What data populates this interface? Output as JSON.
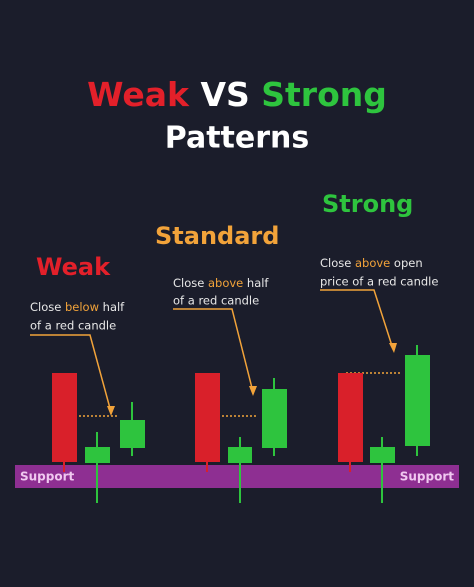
{
  "title": {
    "parts": [
      "Weak",
      "VS",
      "Strong"
    ],
    "line2": "Patterns"
  },
  "panels": [
    {
      "heading": "Weak",
      "lines": [
        [
          "Close ",
          "below",
          " half"
        ],
        [
          "of a red candle"
        ]
      ]
    },
    {
      "heading": "Standard",
      "lines": [
        [
          "Close ",
          "above",
          " half"
        ],
        [
          "of a red candle"
        ]
      ]
    },
    {
      "heading": "Strong",
      "lines": [
        [
          "Close ",
          "above",
          " open"
        ],
        [
          "price of a red candle"
        ]
      ]
    }
  ],
  "support": {
    "left": "Support",
    "right": "Support"
  }
}
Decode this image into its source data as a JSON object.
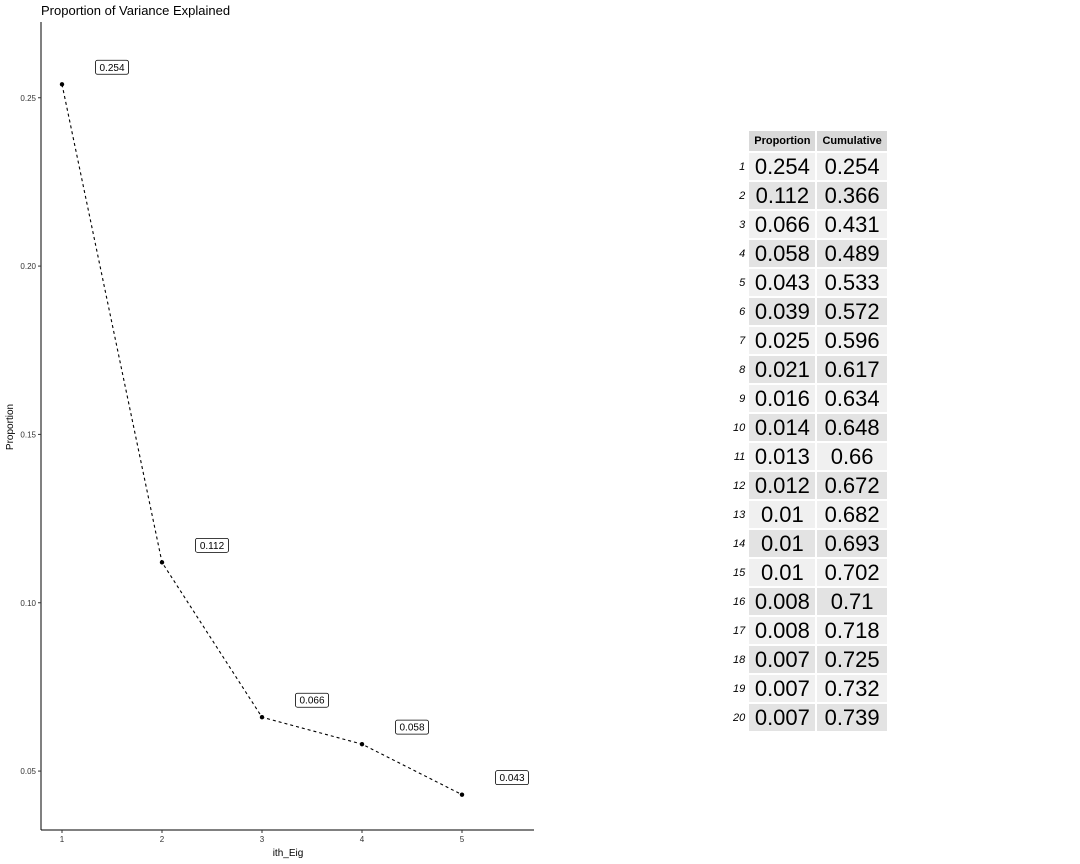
{
  "chart_data": [
    {
      "type": "line",
      "title": "Proportion of Variance Explained",
      "xlabel": "ith_Eig",
      "ylabel": "Proportion",
      "x": [
        1,
        2,
        3,
        4,
        5
      ],
      "values": [
        0.254,
        0.112,
        0.066,
        0.058,
        0.043
      ],
      "data_labels": [
        "0.254",
        "0.112",
        "0.066",
        "0.058",
        "0.043"
      ],
      "x_ticks": [
        "1",
        "2",
        "3",
        "4",
        "5"
      ],
      "y_ticks": [
        0.05,
        0.1,
        0.15,
        0.2,
        0.25
      ],
      "y_tick_labels": [
        "0.05",
        "0.10",
        "0.15",
        "0.20",
        "0.25"
      ],
      "xlim": [
        0.79,
        5.72
      ],
      "ylim": [
        0.0325,
        0.2725
      ],
      "line_style": "dashed",
      "grid": false
    },
    {
      "type": "table",
      "columns": [
        "Proportion",
        "Cumulative"
      ],
      "rows": [
        {
          "name": "1",
          "proportion": "0.254",
          "cumulative": "0.254"
        },
        {
          "name": "2",
          "proportion": "0.112",
          "cumulative": "0.366"
        },
        {
          "name": "3",
          "proportion": "0.066",
          "cumulative": "0.431"
        },
        {
          "name": "4",
          "proportion": "0.058",
          "cumulative": "0.489"
        },
        {
          "name": "5",
          "proportion": "0.043",
          "cumulative": "0.533"
        },
        {
          "name": "6",
          "proportion": "0.039",
          "cumulative": "0.572"
        },
        {
          "name": "7",
          "proportion": "0.025",
          "cumulative": "0.596"
        },
        {
          "name": "8",
          "proportion": "0.021",
          "cumulative": "0.617"
        },
        {
          "name": "9",
          "proportion": "0.016",
          "cumulative": "0.634"
        },
        {
          "name": "10",
          "proportion": "0.014",
          "cumulative": "0.648"
        },
        {
          "name": "11",
          "proportion": "0.013",
          "cumulative": "0.66"
        },
        {
          "name": "12",
          "proportion": "0.012",
          "cumulative": "0.672"
        },
        {
          "name": "13",
          "proportion": "0.01",
          "cumulative": "0.682"
        },
        {
          "name": "14",
          "proportion": "0.01",
          "cumulative": "0.693"
        },
        {
          "name": "15",
          "proportion": "0.01",
          "cumulative": "0.702"
        },
        {
          "name": "16",
          "proportion": "0.008",
          "cumulative": "0.71"
        },
        {
          "name": "17",
          "proportion": "0.008",
          "cumulative": "0.718"
        },
        {
          "name": "18",
          "proportion": "0.007",
          "cumulative": "0.725"
        },
        {
          "name": "19",
          "proportion": "0.007",
          "cumulative": "0.732"
        },
        {
          "name": "20",
          "proportion": "0.007",
          "cumulative": "0.739"
        }
      ]
    }
  ]
}
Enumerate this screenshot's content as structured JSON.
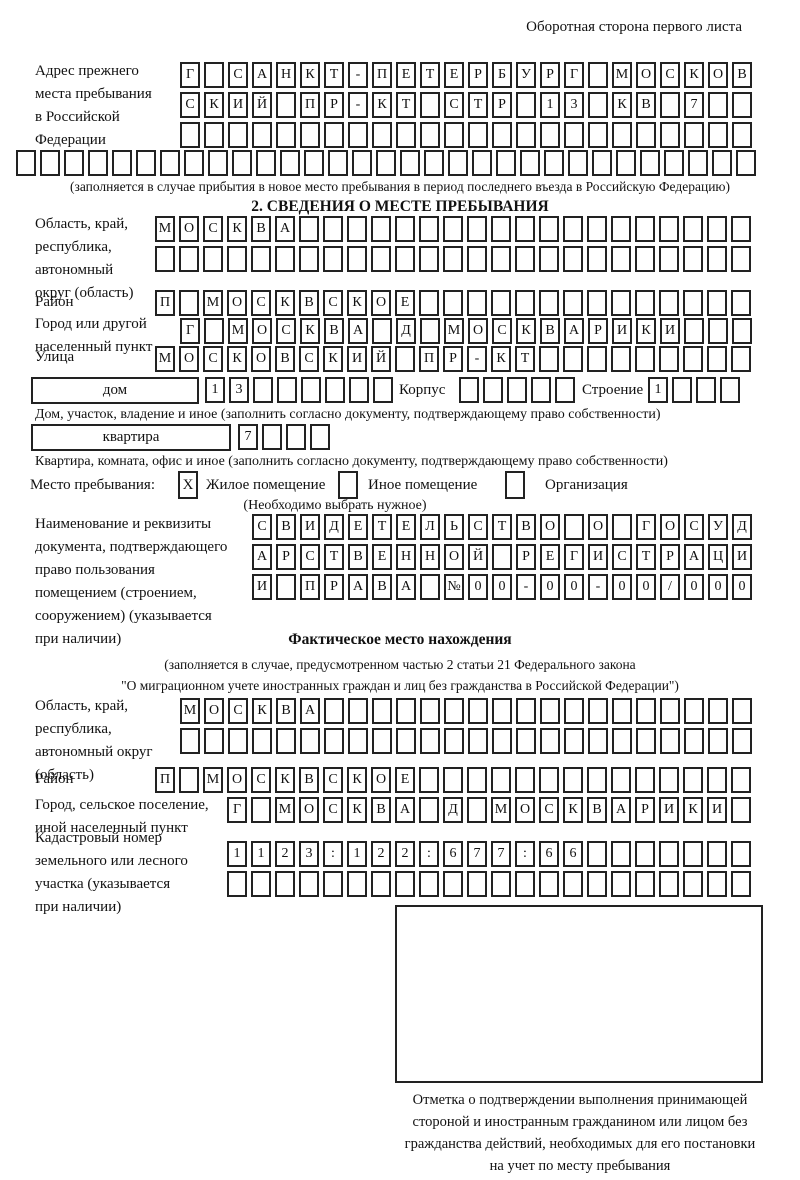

Do this: In your copy, leave out the pictures and reproduce the material above exactly.

Answer to this exercise:
What data populates this interface? Output as JSON.
{
  "title": {
    "parts": [
      "Weak",
      "VS",
      "Strong"
    ],
    "line2": "Patterns"
  },
  "panels": [
    {
      "heading": "Weak",
      "lines": [
        [
          "Close ",
          "below",
          " half"
        ],
        [
          "of a red candle"
        ]
      ]
    },
    {
      "heading": "Standard",
      "lines": [
        [
          "Close ",
          "above",
          " half"
        ],
        [
          "of a red candle"
        ]
      ]
    },
    {
      "heading": "Strong",
      "lines": [
        [
          "Close ",
          "above",
          " open"
        ],
        [
          "price of a red candle"
        ]
      ]
    }
  ],
  "support": {
    "left": "Support",
    "right": "Support"
  }
}
Decode this image into its source data as a JSON object.
{
  "chart_data": [
    {
      "type": "line",
      "title": "Proportion of Variance Explained",
      "xlabel": "ith_Eig",
      "ylabel": "Proportion",
      "x": [
        1,
        2,
        3,
        4,
        5
      ],
      "values": [
        0.254,
        0.112,
        0.066,
        0.058,
        0.043
      ],
      "data_labels": [
        "0.254",
        "0.112",
        "0.066",
        "0.058",
        "0.043"
      ],
      "x_ticks": [
        "1",
        "2",
        "3",
        "4",
        "5"
      ],
      "y_ticks": [
        0.05,
        0.1,
        0.15,
        0.2,
        0.25
      ],
      "y_tick_labels": [
        "0.05",
        "0.10",
        "0.15",
        "0.20",
        "0.25"
      ],
      "xlim": [
        0.79,
        5.72
      ],
      "ylim": [
        0.0325,
        0.2725
      ],
      "line_style": "dashed",
      "grid": false
    },
    {
      "type": "table",
      "columns": [
        "Proportion",
        "Cumulative"
      ],
      "rows": [
        {
          "name": "1",
          "proportion": "0.254",
          "cumulative": "0.254"
        },
        {
          "name": "2",
          "proportion": "0.112",
          "cumulative": "0.366"
        },
        {
          "name": "3",
          "proportion": "0.066",
          "cumulative": "0.431"
        },
        {
          "name": "4",
          "proportion": "0.058",
          "cumulative": "0.489"
        },
        {
          "name": "5",
          "proportion": "0.043",
          "cumulative": "0.533"
        },
        {
          "name": "6",
          "proportion": "0.039",
          "cumulative": "0.572"
        },
        {
          "name": "7",
          "proportion": "0.025",
          "cumulative": "0.596"
        },
        {
          "name": "8",
          "proportion": "0.021",
          "cumulative": "0.617"
        },
        {
          "name": "9",
          "proportion": "0.016",
          "cumulative": "0.634"
        },
        {
          "name": "10",
          "proportion": "0.014",
          "cumulative": "0.648"
        },
        {
          "name": "11",
          "proportion": "0.013",
          "cumulative": "0.66"
        },
        {
          "name": "12",
          "proportion": "0.012",
          "cumulative": "0.672"
        },
        {
          "name": "13",
          "proportion": "0.01",
          "cumulative": "0.682"
        },
        {
          "name": "14",
          "proportion": "0.01",
          "cumulative": "0.693"
        },
        {
          "name": "15",
          "proportion": "0.01",
          "cumulative": "0.702"
        },
        {
          "name": "16",
          "proportion": "0.008",
          "cumulative": "0.71"
        },
        {
          "name": "17",
          "proportion": "0.008",
          "cumulative": "0.718"
        },
        {
          "name": "18",
          "proportion": "0.007",
          "cumulative": "0.725"
        },
        {
          "name": "19",
          "proportion": "0.007",
          "cumulative": "0.732"
        },
        {
          "name": "20",
          "proportion": "0.007",
          "cumulative": "0.739"
        }
      ]
    }
  ]
}
Enumerate this screenshot's content as structured JSON.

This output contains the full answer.